▸ REQUIRED WORK
Return each line of the listing below, unchanged, and omit the images.

-- DATA SHOWN start --

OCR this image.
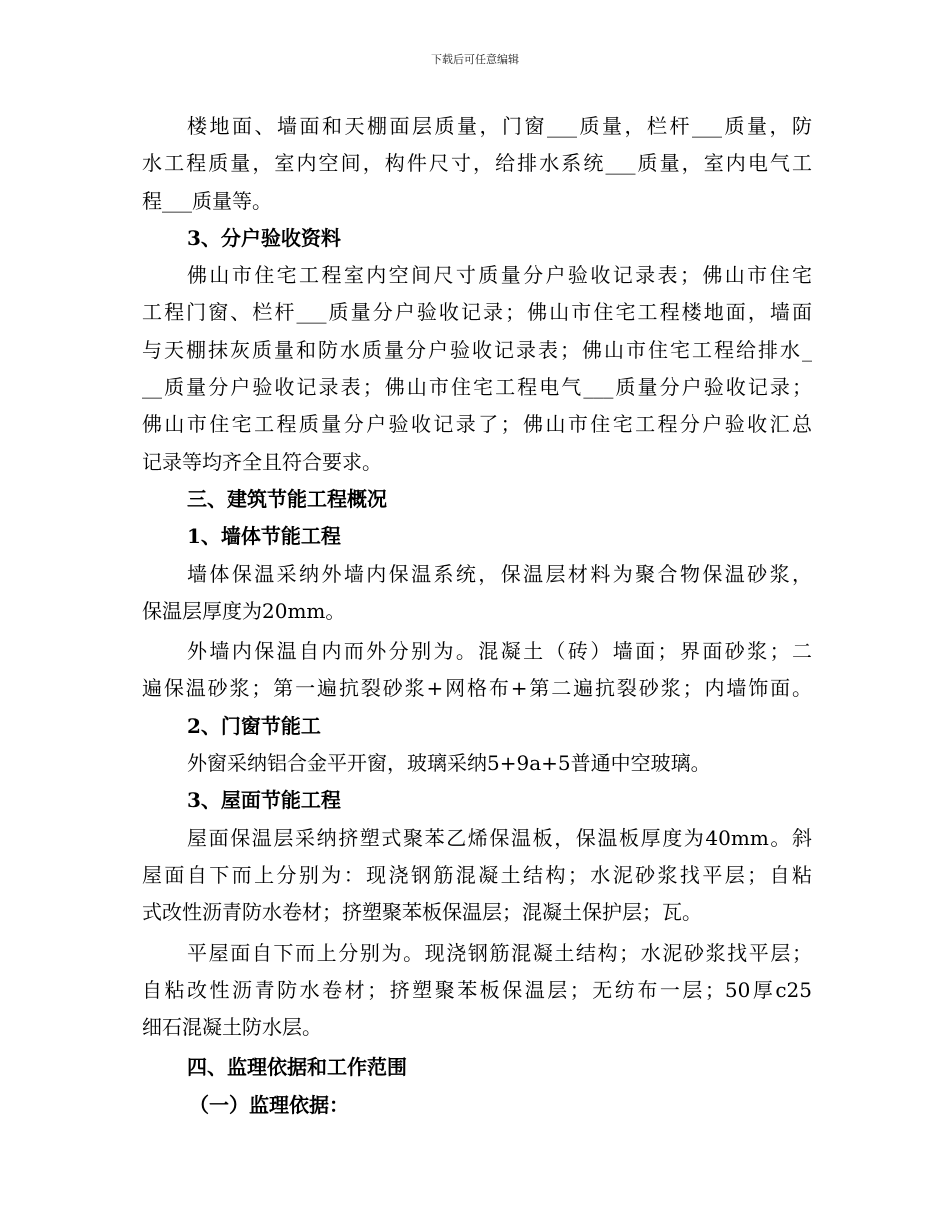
下载后可任意编辑
楼地面、墙面和天棚面层质量，门窗___质量，栏杆___质量，防
水工程质量，室内空间，构件尺寸，给排水系统___质量，室内电气工
程___质量等。
3、分户验收资料
佛山市住宅工程室内空间尺寸质量分户验收记录表；佛山市住宅
工程门窗、栏杆___质量分户验收记录；佛山市住宅工程楼地面，墙面
与天棚抹灰质量和防水质量分户验收记录表；佛山市住宅工程给排水_
__质量分户验收记录表；佛山市住宅工程电气___质量分户验收记录；
佛山市住宅工程质量分户验收记录了；佛山市住宅工程分户验收汇总
记录等均齐全且符合要求。
三、建筑节能工程概况
1、墙体节能工程
墙体保温采纳外墙内保温系统，保温层材料为聚合物保温砂浆，
保温层厚度为20mm。
外墙内保温自内而外分别为。混凝土（砖）墙面；界面砂浆；二
遍保温砂浆；第一遍抗裂砂浆+网格布+第二遍抗裂砂浆；内墙饰面。
2、门窗节能工
外窗采纳铝合金平开窗，玻璃采纳5+9a+5普通中空玻璃。
3、屋面节能工程
屋面保温层采纳挤塑式聚苯乙烯保温板，保温板厚度为40mm。斜
屋面自下而上分别为：现浇钢筋混凝土结构；水泥砂浆找平层；自粘
式改性沥青防水卷材；挤塑聚苯板保温层；混凝土保护层；瓦。
平屋面自下而上分别为。现浇钢筋混凝土结构；水泥砂浆找平层；
自粘改性沥青防水卷材；挤塑聚苯板保温层；无纺布一层；50厚c25
细石混凝土防水层。
四、监理依据和工作范围
（一）监理依据：
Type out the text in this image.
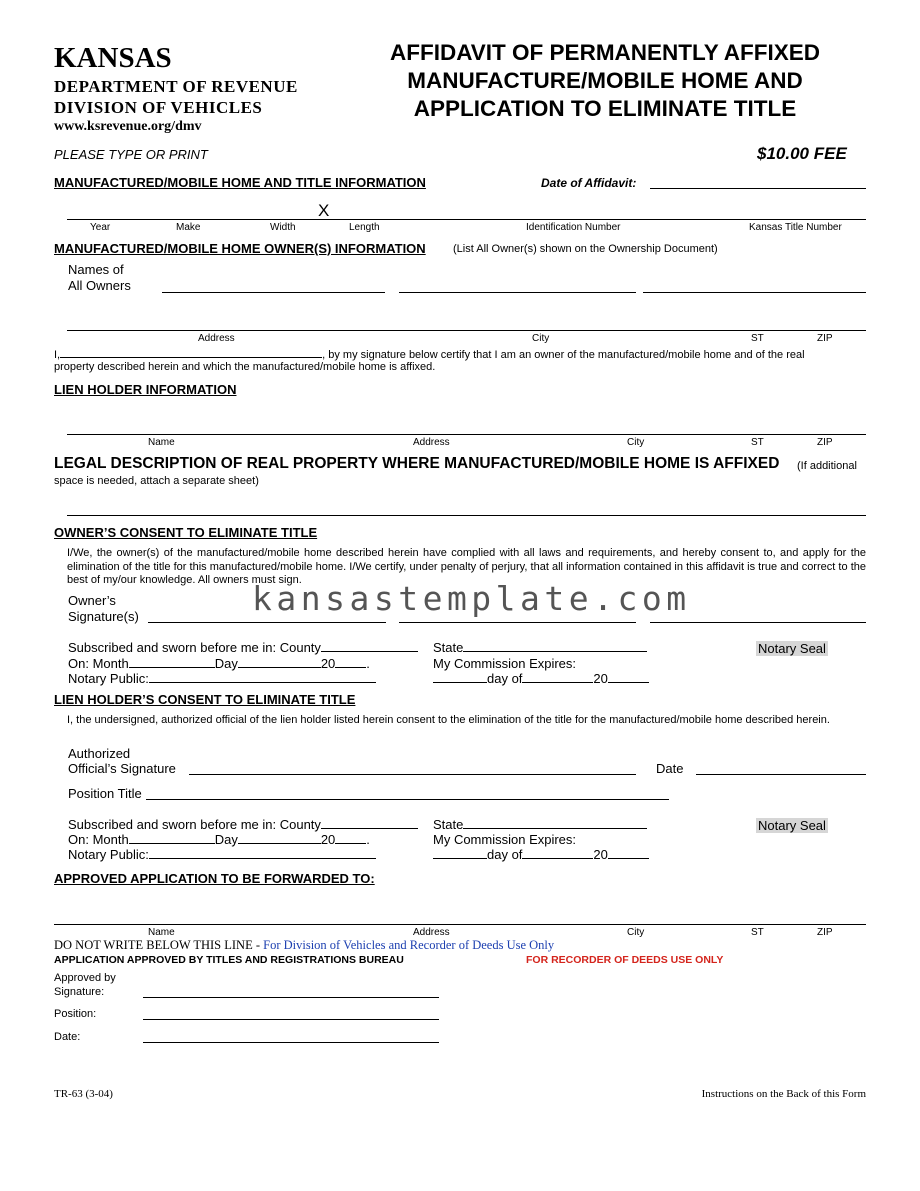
KANSAS
DEPARTMENT OF REVENUE
DIVISION OF VEHICLES
www.ksrevenue.org/dmv
AFFIDAVIT OF PERMANENTLY AFFIXED
MANUFACTURE/MOBILE HOME AND
APPLICATION TO ELIMINATE TITLE
PLEASE TYPE OR PRINT	$10.00 FEE
MANUFACTURED/MOBILE HOME AND TITLE INFORMATION	Date of Affidavit:
X
Year	Make	Width	Length	Identification Number	Kansas Title Number
MANUFACTURED/MOBILE HOME OWNER(S) INFORMATION (List All Owner(s) shown on the Ownership Document)
Names of
All Owners
Address	City	ST	ZIP
I,	, by my signature below certify that I am an owner of the manufactured/mobile home and of the real
property described herein and which the manufactured/mobile home is affixed.
LIEN HOLDER INFORMATION
Name	Address	City	ST	ZIP
LEGAL DESCRIPTION OF REAL PROPERTY WHERE MANUFACTURED/MOBILE HOME IS AFFIXED (If additional
space is needed, attach a separate sheet)
OWNER’S CONSENT TO ELIMINATE TITLE
I/We, the owner(s) of the manufactured/mobile home described herein have complied with all laws and requirements, and hereby consent to, and apply for the elimination of the title for this manufactured/mobile home. I/We certify, under penalty of perjury, that all information contained in this affidavit is true and correct to the best of my/our knowledge. All owners must sign.
kansastemplate.com
Owner’s
Signature(s)
Subscribed and sworn before me in: County	State	Notary Seal
On: Month	Day	20 .	My Commission Expires:
Notary Public:	day of	20
LIEN HOLDER’S CONSENT TO ELIMINATE TITLE
I, the undersigned, authorized official of the lien holder listed herein consent to the elimination of the title for the manufactured/mobile home described herein.
Authorized
Official’s Signature	Date
Position Title
Subscribed and sworn before me in: County	State	Notary Seal
On: Month	Day	20 .	My Commission Expires:
Notary Public:	day of	20
APPROVED APPLICATION TO BE FORWARDED TO:
Name	Address	City	ST	ZIP
DO NOT WRITE BELOW THIS LINE - For Division of Vehicles and Recorder of Deeds Use Only
APPLICATION APPROVED BY TITLES AND REGISTRATIONS BUREAU	FOR RECORDER OF DEEDS USE ONLY
Approved by
Signature:
Position:
Date:
TR-63 (3-04)	Instructions on the Back of this Form
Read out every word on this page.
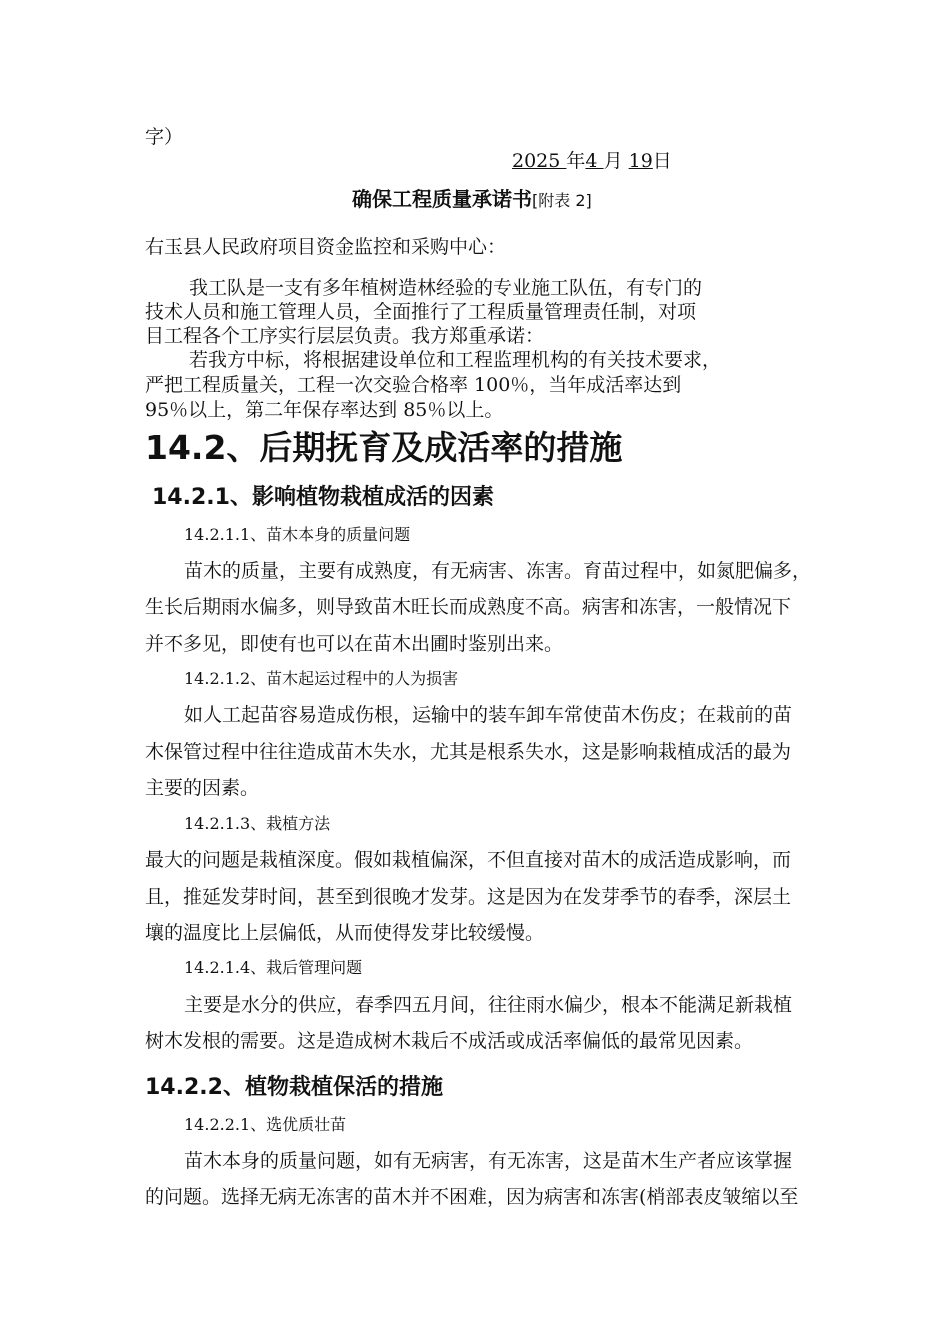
字）
2025 年4 月 19日
确保工程质量承诺书[附表 2]
右玉县人民政府项目资金监控和采购中心：
我工队是一支有多年植树造林经验的专业施工队伍，有专门的
技术人员和施工管理人员，全面推行了工程质量管理责任制，对项
目工程各个工序实行层层负责。我方郑重承诺：
若我方中标，将根据建设单位和工程监理机构的有关技术要求，
严把工程质量关，工程一次交验合格率 100％，当年成活率达到
95％以上，第二年保存率达到 85％以上。
14.2、后期抚育及成活率的措施
14.2.1、影响植物栽植成活的因素
14.2.1.1、苗木本身的质量问题
苗木的质量，主要有成熟度，有无病害、冻害。育苗过程中，如氮肥偏多，
生长后期雨水偏多，则导致苗木旺长而成熟度不高。病害和冻害，一般情况下
并不多见，即使有也可以在苗木出圃时鉴别出来。
14.2.1.2、苗木起运过程中的人为损害
如人工起苗容易造成伤根，运输中的装车卸车常使苗木伤皮；在栽前的苗
木保管过程中往往造成苗木失水，尤其是根系失水，这是影响栽植成活的最为
主要的因素。
14.2.1.3、栽植方法
最大的问题是栽植深度。假如栽植偏深，不但直接对苗木的成活造成影响，而
且，推延发芽时间，甚至到很晚才发芽。这是因为在发芽季节的春季，深层土
壤的温度比上层偏低，从而使得发芽比较缓慢。
14.2.1.4、栽后管理问题
主要是水分的供应，春季四五月间，往往雨水偏少，根本不能满足新栽植
树木发根的需要。这是造成树木栽后不成活或成活率偏低的最常见因素。
14.2.2、植物栽植保活的措施
14.2.2.1、选优质壮苗
苗木本身的质量问题，如有无病害，有无冻害，这是苗木生产者应该掌握
的问题。选择无病无冻害的苗木并不困难，因为病害和冻害(梢部表皮皱缩以至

-- DATA SHOWN end --

▸ SOLUTION TO THIS EXERCISE
OCR this image.
下载后可任意编辑
楼地面、墙面和天棚面层质量，门窗___质量，栏杆___质量，防
水工程质量，室内空间，构件尺寸，给排水系统___质量，室内电气工
程___质量等。
3、分户验收资料
佛山市住宅工程室内空间尺寸质量分户验收记录表；佛山市住宅
工程门窗、栏杆___质量分户验收记录；佛山市住宅工程楼地面，墙面
与天棚抹灰质量和防水质量分户验收记录表；佛山市住宅工程给排水_
__质量分户验收记录表；佛山市住宅工程电气___质量分户验收记录；
佛山市住宅工程质量分户验收记录了；佛山市住宅工程分户验收汇总
记录等均齐全且符合要求。
三、建筑节能工程概况
1、墙体节能工程
墙体保温采纳外墙内保温系统，保温层材料为聚合物保温砂浆，
保温层厚度为20mm。
外墙内保温自内而外分别为。混凝土（砖）墙面；界面砂浆；二
遍保温砂浆；第一遍抗裂砂浆+网格布+第二遍抗裂砂浆；内墙饰面。
2、门窗节能工
外窗采纳铝合金平开窗，玻璃采纳5+9a+5普通中空玻璃。
3、屋面节能工程
屋面保温层采纳挤塑式聚苯乙烯保温板，保温板厚度为40mm。斜
屋面自下而上分别为：现浇钢筋混凝土结构；水泥砂浆找平层；自粘
式改性沥青防水卷材；挤塑聚苯板保温层；混凝土保护层；瓦。
平屋面自下而上分别为。现浇钢筋混凝土结构；水泥砂浆找平层；
自粘改性沥青防水卷材；挤塑聚苯板保温层；无纺布一层；50厚c25
细石混凝土防水层。
四、监理依据和工作范围
（一）监理依据：
Type out the text in this image.
KANSAS
DEPARTMENT OF REVENUE
DIVISION OF VEHICLES
www.ksrevenue.org/dmv
AFFIDAVIT OF PERMANENTLY AFFIXED
MANUFACTURE/MOBILE HOME AND
APPLICATION TO ELIMINATE TITLE
PLEASE TYPE OR PRINT	$10.00 FEE
MANUFACTURED/MOBILE HOME AND TITLE INFORMATION	Date of Affidavit:
X
Year	Make	Width	Length	Identification Number	Kansas Title Number
MANUFACTURED/MOBILE HOME OWNER(S) INFORMATION (List All Owner(s) shown on the Ownership Document)
Names of
All Owners
Address	City	ST	ZIP
I,	, by my signature below certify that I am an owner of the manufactured/mobile home and of the real
property described herein and which the manufactured/mobile home is affixed.
LIEN HOLDER INFORMATION
Name	Address	City	ST	ZIP
LEGAL DESCRIPTION OF REAL PROPERTY WHERE MANUFACTURED/MOBILE HOME IS AFFIXED (If additional
space is needed, attach a separate sheet)
OWNER’S CONSENT TO ELIMINATE TITLE
I/We, the owner(s) of the manufactured/mobile home described herein have complied with all laws and requirements, and hereby consent to, and apply for the elimination of the title for this manufactured/mobile home. I/We certify, under penalty of perjury, that all information contained in this affidavit is true and correct to the best of my/our knowledge. All owners must sign.
kansastemplate.com
Owner’s
Signature(s)
Subscribed and sworn before me in: County	State	Notary Seal
On: Month	Day	20 .	My Commission Expires:
Notary Public:	day of	20
LIEN HOLDER’S CONSENT TO ELIMINATE TITLE
I, the undersigned, authorized official of the lien holder listed herein consent to the elimination of the title for the manufactured/mobile home described herein.
Authorized
Official’s Signature	Date
Position Title
Subscribed and sworn before me in: County	State	Notary Seal
On: Month	Day	20 .	My Commission Expires:
Notary Public:	day of	20
APPROVED APPLICATION TO BE FORWARDED TO:
Name	Address	City	ST	ZIP
DO NOT WRITE BELOW THIS LINE - For Division of Vehicles and Recorder of Deeds Use Only
APPLICATION APPROVED BY TITLES AND REGISTRATIONS BUREAU	FOR RECORDER OF DEEDS USE ONLY
Approved by
Signature:
Position:
Date:
TR-63 (3-04)	Instructions on the Back of this Form
Read out every word on this page.
字）
2025 年4 月 19日
确保工程质量承诺书[附表 2]
右玉县人民政府项目资金监控和采购中心：
我工队是一支有多年植树造林经验的专业施工队伍，有专门的
技术人员和施工管理人员，全面推行了工程质量管理责任制，对项
目工程各个工序实行层层负责。我方郑重承诺：
若我方中标，将根据建设单位和工程监理机构的有关技术要求，
严把工程质量关，工程一次交验合格率 100％，当年成活率达到
95％以上，第二年保存率达到 85％以上。
14.2、后期抚育及成活率的措施
14.2.1、影响植物栽植成活的因素
14.2.1.1、苗木本身的质量问题
苗木的质量，主要有成熟度，有无病害、冻害。育苗过程中，如氮肥偏多，
生长后期雨水偏多，则导致苗木旺长而成熟度不高。病害和冻害，一般情况下
并不多见，即使有也可以在苗木出圃时鉴别出来。
14.2.1.2、苗木起运过程中的人为损害
如人工起苗容易造成伤根，运输中的装车卸车常使苗木伤皮；在栽前的苗
木保管过程中往往造成苗木失水，尤其是根系失水，这是影响栽植成活的最为
主要的因素。
14.2.1.3、栽植方法
最大的问题是栽植深度。假如栽植偏深，不但直接对苗木的成活造成影响，而
且，推延发芽时间，甚至到很晚才发芽。这是因为在发芽季节的春季，深层土
壤的温度比上层偏低，从而使得发芽比较缓慢。
14.2.1.4、栽后管理问题
主要是水分的供应，春季四五月间，往往雨水偏少，根本不能满足新栽植
树木发根的需要。这是造成树木栽后不成活或成活率偏低的最常见因素。
14.2.2、植物栽植保活的措施
14.2.2.1、选优质壮苗
苗木本身的质量问题，如有无病害，有无冻害，这是苗木生产者应该掌握
的问题。选择无病无冻害的苗木并不困难，因为病害和冻害(梢部表皮皱缩以至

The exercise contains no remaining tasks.